• WORK TO COMPLETE: Using the entries below, copy out all lines where "była" is found.

• MATERIAL FOR THE TASK:
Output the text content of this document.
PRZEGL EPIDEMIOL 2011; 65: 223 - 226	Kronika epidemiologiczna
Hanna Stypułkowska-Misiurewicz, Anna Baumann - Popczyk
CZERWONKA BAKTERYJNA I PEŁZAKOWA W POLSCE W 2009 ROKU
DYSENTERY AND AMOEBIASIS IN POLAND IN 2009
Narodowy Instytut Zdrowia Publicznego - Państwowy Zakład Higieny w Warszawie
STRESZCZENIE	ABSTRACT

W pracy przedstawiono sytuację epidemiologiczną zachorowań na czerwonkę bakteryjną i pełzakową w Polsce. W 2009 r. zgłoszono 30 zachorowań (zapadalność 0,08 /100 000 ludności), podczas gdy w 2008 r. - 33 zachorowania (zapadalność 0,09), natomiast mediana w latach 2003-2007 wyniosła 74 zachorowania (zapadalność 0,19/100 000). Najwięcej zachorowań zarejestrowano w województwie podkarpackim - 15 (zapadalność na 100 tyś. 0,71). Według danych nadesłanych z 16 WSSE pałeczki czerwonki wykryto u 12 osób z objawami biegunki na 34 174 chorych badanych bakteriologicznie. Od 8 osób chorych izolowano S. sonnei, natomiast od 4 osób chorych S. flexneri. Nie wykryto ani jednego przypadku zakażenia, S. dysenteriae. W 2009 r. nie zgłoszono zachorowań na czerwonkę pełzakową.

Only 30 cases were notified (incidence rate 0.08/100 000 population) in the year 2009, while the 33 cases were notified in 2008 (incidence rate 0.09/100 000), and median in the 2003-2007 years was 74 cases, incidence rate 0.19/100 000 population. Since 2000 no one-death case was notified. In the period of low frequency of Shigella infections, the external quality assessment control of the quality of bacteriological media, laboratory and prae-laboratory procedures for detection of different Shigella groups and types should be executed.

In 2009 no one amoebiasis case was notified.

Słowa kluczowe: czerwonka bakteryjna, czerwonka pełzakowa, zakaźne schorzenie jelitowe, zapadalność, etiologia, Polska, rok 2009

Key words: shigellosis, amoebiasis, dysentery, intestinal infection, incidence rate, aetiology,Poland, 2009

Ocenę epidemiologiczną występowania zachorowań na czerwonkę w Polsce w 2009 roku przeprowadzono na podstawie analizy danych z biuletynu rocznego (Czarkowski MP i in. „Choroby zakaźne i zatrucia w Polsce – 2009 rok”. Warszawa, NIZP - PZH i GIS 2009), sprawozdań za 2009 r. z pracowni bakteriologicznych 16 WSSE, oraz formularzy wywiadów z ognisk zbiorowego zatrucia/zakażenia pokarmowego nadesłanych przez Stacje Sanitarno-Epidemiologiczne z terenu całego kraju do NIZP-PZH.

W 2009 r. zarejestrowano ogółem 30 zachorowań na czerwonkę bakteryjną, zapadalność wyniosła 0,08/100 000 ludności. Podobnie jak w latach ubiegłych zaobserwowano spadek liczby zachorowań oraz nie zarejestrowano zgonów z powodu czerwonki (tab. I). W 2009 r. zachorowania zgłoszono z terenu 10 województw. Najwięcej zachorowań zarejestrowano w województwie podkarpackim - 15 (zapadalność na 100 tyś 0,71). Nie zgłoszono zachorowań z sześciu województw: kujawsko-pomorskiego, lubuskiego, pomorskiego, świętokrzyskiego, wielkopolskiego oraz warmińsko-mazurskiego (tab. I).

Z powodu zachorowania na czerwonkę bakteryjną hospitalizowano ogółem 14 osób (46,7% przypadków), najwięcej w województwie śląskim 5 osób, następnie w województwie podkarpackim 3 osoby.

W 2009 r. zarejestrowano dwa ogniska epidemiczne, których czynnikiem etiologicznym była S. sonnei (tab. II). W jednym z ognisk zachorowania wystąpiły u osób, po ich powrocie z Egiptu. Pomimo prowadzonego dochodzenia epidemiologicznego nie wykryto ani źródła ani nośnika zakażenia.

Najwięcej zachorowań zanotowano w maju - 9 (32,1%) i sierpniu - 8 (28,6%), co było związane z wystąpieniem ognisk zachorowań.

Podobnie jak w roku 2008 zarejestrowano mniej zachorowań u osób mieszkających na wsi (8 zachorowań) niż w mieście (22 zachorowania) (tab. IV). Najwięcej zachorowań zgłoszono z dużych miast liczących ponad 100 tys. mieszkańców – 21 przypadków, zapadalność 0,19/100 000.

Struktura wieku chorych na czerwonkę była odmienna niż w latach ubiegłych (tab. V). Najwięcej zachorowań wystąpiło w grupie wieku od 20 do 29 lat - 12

• FINAL ANSWER:
W 2009 r. zarejestrowano dwa ogniska epidemiczne, których czynnikiem etiologicznym była S. sonnei (tab. II). W jednym z ognisk zachorowania wystąpiły u osób, po ich powrocie z Egiptu. Pomimo prowadzonego dochodzenia epidemiologicznego nie wykryto ani źródła ani nośnika zakażenia.
Struktura wieku chorych na czerwonkę była odmienna niż w latach ubiegłych (tab. V). Najwięcej zachorowań wystąpiło w grupie wieku od 20 do 29 lat - 12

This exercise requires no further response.